> REQUEST
Gather the lines below that include the string "name", copying each in full.

> DATA ROWS
= = = =
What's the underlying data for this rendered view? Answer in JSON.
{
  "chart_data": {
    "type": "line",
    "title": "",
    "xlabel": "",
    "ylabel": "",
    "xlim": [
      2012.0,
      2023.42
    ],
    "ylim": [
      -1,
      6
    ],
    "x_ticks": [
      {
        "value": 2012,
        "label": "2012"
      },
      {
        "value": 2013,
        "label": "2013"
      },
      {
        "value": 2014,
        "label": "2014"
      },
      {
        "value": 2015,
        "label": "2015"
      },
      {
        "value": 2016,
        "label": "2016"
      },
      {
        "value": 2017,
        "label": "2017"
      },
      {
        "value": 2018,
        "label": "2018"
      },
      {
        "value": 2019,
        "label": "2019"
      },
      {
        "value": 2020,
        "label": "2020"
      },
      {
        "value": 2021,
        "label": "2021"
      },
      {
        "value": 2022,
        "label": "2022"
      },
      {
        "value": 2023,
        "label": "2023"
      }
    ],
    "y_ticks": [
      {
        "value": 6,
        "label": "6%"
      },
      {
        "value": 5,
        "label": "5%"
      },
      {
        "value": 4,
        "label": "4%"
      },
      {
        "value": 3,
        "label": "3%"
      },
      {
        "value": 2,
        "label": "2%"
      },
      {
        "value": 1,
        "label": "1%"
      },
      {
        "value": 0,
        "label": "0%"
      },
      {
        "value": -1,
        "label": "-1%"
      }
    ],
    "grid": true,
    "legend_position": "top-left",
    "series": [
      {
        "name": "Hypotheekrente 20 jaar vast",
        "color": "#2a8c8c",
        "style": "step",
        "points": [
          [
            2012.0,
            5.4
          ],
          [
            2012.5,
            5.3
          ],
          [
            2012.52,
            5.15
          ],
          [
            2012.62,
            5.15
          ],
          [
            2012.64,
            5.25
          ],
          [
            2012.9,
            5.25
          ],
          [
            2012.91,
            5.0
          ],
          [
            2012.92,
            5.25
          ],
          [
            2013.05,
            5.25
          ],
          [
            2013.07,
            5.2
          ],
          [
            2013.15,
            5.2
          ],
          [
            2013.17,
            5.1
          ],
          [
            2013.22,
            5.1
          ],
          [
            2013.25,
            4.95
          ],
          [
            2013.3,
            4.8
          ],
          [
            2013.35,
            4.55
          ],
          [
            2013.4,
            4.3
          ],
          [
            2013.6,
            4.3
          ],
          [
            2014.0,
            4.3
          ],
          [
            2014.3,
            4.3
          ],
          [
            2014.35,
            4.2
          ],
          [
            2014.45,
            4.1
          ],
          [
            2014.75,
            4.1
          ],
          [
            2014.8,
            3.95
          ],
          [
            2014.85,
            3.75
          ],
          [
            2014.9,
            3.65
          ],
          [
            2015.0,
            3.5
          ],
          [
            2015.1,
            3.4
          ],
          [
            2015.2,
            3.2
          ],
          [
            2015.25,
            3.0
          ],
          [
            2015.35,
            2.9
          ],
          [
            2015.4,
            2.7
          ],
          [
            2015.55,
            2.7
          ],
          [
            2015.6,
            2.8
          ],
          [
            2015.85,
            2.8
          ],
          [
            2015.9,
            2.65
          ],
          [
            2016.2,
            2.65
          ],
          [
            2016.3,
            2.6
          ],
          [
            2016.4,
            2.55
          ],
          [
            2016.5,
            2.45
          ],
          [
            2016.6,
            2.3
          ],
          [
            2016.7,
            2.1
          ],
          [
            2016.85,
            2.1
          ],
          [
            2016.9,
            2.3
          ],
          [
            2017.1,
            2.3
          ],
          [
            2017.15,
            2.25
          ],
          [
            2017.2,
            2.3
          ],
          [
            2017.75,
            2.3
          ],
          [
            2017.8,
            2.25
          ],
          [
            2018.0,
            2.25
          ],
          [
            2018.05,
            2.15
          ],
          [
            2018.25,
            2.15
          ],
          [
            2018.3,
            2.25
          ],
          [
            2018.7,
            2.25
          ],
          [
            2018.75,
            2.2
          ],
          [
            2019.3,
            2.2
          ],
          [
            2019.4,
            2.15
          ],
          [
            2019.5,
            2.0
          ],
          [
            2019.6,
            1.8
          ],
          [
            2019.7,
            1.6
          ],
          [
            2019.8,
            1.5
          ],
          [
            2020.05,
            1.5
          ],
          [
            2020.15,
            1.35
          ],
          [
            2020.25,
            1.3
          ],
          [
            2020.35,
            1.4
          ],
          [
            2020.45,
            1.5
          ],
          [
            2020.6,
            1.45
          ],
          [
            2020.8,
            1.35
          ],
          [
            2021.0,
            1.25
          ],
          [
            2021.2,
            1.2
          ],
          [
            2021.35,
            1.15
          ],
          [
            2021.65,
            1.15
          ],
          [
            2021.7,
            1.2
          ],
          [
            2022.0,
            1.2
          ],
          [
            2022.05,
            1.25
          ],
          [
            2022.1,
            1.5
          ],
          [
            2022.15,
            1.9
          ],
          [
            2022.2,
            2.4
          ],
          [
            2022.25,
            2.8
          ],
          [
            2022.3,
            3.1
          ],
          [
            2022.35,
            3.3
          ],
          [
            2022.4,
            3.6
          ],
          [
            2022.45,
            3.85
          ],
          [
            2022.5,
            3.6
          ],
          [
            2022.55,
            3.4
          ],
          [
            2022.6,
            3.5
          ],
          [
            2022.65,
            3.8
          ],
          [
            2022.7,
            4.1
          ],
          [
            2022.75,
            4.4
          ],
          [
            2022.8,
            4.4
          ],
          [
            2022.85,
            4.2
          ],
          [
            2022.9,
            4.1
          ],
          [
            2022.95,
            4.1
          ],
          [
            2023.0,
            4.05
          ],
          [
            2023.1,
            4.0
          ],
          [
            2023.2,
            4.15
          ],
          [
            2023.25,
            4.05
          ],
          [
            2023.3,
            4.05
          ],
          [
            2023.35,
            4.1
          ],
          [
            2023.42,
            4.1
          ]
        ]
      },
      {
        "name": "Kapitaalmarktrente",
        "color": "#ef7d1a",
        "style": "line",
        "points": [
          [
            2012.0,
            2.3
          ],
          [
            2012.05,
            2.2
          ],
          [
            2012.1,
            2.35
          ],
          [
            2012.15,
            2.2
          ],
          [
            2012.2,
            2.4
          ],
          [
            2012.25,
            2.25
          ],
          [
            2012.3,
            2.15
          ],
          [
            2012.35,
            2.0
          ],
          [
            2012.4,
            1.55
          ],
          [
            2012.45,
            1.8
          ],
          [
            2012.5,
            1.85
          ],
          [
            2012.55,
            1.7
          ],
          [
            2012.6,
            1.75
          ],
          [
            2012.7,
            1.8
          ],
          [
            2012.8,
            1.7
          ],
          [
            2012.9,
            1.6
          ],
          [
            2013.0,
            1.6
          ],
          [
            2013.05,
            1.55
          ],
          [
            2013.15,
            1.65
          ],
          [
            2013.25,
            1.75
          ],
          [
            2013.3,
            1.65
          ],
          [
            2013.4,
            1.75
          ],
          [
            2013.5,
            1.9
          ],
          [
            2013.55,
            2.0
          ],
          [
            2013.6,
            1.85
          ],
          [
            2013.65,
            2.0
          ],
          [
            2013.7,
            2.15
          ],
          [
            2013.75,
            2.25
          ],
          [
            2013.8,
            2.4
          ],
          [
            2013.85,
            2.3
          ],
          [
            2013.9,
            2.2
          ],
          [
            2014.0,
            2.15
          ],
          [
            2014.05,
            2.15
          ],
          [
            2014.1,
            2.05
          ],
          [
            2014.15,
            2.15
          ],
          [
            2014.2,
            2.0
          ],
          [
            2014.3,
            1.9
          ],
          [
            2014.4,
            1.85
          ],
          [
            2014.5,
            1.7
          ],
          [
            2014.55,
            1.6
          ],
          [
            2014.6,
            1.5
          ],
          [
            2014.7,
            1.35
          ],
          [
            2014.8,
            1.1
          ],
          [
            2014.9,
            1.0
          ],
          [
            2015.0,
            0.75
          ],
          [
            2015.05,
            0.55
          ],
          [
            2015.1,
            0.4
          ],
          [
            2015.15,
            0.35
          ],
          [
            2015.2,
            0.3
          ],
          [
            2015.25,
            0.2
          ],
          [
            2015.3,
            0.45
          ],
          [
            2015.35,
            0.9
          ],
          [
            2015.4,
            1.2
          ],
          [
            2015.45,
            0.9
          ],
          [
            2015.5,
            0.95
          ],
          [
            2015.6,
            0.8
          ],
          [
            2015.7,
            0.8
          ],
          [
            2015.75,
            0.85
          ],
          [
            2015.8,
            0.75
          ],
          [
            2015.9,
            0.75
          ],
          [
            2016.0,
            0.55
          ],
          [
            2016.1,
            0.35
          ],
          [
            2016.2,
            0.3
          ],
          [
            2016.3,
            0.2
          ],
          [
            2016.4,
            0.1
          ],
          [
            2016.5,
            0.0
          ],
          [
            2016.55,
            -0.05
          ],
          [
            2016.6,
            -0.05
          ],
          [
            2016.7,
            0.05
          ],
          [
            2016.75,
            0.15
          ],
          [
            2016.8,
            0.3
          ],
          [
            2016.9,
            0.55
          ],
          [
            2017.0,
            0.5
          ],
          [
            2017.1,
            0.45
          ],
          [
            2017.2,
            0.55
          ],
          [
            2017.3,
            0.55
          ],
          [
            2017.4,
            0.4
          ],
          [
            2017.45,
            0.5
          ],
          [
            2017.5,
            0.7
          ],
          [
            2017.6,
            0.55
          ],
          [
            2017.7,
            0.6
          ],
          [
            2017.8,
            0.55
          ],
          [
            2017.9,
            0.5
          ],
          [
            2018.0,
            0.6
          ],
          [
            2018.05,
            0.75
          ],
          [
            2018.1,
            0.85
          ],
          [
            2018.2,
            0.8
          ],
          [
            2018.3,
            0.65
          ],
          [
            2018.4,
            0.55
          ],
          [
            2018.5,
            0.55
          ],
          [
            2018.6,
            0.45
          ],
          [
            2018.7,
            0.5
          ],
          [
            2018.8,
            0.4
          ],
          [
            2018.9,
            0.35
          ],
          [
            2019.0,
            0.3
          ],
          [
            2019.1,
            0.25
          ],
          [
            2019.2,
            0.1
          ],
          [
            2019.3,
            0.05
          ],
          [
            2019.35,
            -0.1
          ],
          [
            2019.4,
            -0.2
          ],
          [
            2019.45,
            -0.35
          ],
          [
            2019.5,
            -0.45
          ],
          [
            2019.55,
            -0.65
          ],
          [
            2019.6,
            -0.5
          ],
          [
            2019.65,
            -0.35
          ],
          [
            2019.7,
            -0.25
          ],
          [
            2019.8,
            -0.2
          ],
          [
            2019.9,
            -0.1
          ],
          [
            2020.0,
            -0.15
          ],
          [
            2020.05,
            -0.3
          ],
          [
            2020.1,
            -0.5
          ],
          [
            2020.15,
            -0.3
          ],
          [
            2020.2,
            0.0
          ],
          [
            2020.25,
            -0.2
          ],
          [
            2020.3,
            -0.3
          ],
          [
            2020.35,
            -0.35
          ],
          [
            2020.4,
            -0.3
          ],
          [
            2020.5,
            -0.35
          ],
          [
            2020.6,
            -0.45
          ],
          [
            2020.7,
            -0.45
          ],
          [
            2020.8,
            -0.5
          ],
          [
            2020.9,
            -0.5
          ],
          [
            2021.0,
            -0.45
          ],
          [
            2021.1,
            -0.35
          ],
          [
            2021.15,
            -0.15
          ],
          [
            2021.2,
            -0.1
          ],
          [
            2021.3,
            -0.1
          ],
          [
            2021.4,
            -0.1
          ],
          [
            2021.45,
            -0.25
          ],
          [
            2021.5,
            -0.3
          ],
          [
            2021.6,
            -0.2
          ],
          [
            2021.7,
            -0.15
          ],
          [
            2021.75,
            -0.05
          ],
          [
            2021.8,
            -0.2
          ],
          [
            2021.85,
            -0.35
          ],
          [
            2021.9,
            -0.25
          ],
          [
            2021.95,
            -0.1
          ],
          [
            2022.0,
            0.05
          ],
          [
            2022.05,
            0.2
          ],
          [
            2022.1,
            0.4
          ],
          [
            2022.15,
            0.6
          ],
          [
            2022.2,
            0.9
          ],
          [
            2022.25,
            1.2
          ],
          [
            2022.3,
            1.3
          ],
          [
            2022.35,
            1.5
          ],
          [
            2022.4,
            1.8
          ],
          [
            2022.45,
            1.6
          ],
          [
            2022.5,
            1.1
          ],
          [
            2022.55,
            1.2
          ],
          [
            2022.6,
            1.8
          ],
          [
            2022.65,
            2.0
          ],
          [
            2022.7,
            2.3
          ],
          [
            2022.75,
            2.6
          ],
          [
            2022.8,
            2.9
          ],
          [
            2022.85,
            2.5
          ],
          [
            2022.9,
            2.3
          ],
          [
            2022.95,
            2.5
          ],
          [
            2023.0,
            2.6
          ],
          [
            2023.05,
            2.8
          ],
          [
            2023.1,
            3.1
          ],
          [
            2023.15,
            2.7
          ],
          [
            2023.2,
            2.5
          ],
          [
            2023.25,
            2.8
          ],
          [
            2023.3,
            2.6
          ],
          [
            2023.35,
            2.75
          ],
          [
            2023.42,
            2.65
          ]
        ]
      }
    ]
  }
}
= = = =
> PROBLEM SOLUTION
        "name": "Hypotheekrente 20 jaar vast",
        "name": "Kapitaalmarktrente",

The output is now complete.